# SET TASK:
In the records below, find each line containing the word "seguimiento" and copy it.

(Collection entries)
....

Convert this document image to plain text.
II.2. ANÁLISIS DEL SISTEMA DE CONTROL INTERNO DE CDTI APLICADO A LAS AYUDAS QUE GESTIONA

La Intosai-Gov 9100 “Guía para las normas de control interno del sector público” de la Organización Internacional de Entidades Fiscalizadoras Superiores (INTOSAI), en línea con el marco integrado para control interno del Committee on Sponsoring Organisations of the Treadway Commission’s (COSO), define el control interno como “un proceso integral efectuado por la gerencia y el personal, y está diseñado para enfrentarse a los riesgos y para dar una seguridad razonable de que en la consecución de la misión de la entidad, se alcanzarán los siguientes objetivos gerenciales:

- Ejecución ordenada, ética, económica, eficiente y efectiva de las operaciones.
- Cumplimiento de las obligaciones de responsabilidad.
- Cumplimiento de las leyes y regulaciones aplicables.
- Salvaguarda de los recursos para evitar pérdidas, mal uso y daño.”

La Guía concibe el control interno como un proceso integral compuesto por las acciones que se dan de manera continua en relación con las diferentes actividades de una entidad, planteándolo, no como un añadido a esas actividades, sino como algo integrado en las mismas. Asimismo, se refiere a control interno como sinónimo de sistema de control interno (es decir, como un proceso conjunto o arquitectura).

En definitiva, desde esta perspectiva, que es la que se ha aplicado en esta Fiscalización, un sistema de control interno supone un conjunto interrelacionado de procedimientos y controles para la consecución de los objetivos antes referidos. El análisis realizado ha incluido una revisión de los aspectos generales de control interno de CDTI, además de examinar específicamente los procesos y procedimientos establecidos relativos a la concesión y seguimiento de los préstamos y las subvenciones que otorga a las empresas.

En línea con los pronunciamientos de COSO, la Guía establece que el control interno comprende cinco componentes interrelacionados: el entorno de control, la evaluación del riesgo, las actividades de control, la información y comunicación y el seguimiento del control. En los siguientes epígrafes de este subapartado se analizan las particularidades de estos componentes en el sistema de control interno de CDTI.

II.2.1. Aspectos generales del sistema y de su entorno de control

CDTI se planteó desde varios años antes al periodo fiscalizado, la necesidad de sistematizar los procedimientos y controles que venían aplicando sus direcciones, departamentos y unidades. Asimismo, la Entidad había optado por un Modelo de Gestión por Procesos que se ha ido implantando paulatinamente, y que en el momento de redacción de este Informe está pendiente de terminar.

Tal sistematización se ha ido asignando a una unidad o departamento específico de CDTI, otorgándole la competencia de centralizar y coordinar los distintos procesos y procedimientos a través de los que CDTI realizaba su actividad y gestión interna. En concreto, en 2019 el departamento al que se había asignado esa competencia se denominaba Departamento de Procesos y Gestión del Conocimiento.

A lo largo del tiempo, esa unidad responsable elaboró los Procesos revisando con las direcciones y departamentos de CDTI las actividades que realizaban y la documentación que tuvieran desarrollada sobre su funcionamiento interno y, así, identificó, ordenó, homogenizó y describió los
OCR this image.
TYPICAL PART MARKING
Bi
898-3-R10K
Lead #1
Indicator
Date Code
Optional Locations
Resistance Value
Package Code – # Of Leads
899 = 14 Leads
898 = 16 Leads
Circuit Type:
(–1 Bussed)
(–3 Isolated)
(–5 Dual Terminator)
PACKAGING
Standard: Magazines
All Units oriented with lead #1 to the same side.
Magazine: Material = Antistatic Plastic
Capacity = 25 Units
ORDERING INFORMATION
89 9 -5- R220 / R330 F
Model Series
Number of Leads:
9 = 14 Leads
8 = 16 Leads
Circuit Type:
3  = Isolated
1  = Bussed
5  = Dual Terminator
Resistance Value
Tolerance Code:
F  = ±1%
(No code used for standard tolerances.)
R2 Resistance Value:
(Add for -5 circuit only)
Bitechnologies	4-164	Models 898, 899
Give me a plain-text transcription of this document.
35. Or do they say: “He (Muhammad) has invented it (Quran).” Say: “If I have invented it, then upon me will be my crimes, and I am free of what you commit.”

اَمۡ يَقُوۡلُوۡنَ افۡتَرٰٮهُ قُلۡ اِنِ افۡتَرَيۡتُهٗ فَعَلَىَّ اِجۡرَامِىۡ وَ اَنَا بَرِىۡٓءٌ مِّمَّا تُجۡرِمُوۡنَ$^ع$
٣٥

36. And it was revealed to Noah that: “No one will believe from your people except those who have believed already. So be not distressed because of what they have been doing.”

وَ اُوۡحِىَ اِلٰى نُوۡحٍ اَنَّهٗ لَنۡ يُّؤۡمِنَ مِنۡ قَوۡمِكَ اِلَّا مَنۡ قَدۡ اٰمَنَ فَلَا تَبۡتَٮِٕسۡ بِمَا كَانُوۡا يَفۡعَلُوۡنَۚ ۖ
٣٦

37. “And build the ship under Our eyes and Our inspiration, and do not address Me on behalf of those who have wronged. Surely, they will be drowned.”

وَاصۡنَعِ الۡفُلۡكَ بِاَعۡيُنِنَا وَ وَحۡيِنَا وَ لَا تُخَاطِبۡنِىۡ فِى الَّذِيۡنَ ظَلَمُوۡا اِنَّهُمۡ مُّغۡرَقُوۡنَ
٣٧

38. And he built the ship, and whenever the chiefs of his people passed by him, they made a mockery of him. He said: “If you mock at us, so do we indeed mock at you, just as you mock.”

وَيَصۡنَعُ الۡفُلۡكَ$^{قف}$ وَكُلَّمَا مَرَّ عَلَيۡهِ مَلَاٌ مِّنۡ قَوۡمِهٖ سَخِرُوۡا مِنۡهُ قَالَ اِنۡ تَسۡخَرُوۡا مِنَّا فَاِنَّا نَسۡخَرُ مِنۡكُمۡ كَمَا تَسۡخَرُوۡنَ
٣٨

....

# EXERCISE SOLUTION:
En definitiva, desde esta perspectiva, que es la que se ha aplicado en esta Fiscalización, un sistema de control interno supone un conjunto interrelacionado de procedimientos y controles para la consecución de los objetivos antes referidos. El análisis realizado ha incluido una revisión de los aspectos generales de control interno de CDTI, además de examinar específicamente los procesos y procedimientos establecidos relativos a la concesión y seguimiento de los préstamos y las subvenciones que otorga a las empresas.
En línea con los pronunciamientos de COSO, la Guía establece que el control interno comprende cinco componentes interrelacionados: el entorno de control, la evaluación del riesgo, las actividades de control, la información y comunicación y el seguimiento del control. En los siguientes epígrafes de este subapartado se analizan las particularidades de estos componentes en el sistema de control interno de CDTI.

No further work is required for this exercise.